→ **GIVEN REQUEST**
For the records that follow, return only the count of lines containing the string "Martello".

→ **Data items**

....................

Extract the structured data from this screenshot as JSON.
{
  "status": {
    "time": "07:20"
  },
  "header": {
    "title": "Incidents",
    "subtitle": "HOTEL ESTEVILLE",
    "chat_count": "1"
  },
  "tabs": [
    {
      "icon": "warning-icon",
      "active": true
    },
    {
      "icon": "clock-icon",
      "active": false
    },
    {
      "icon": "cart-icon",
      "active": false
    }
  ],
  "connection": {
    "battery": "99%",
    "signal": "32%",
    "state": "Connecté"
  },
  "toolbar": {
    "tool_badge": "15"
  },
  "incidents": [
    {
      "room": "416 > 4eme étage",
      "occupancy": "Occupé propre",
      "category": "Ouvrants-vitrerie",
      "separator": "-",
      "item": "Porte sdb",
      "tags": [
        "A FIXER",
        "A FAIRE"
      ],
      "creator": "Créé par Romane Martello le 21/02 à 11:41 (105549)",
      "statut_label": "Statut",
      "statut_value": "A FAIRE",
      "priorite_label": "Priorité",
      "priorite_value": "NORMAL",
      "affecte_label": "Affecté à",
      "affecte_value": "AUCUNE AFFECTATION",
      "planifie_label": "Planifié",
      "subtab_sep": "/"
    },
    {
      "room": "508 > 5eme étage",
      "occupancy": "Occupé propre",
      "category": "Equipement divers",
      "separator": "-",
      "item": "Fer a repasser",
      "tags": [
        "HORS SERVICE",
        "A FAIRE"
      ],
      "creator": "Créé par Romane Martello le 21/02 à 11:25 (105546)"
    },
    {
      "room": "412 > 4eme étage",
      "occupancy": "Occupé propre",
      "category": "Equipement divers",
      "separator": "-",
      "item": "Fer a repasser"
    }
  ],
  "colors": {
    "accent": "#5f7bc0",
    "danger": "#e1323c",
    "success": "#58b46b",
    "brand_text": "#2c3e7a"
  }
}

....................

→ **EXERCISE RESULT**
2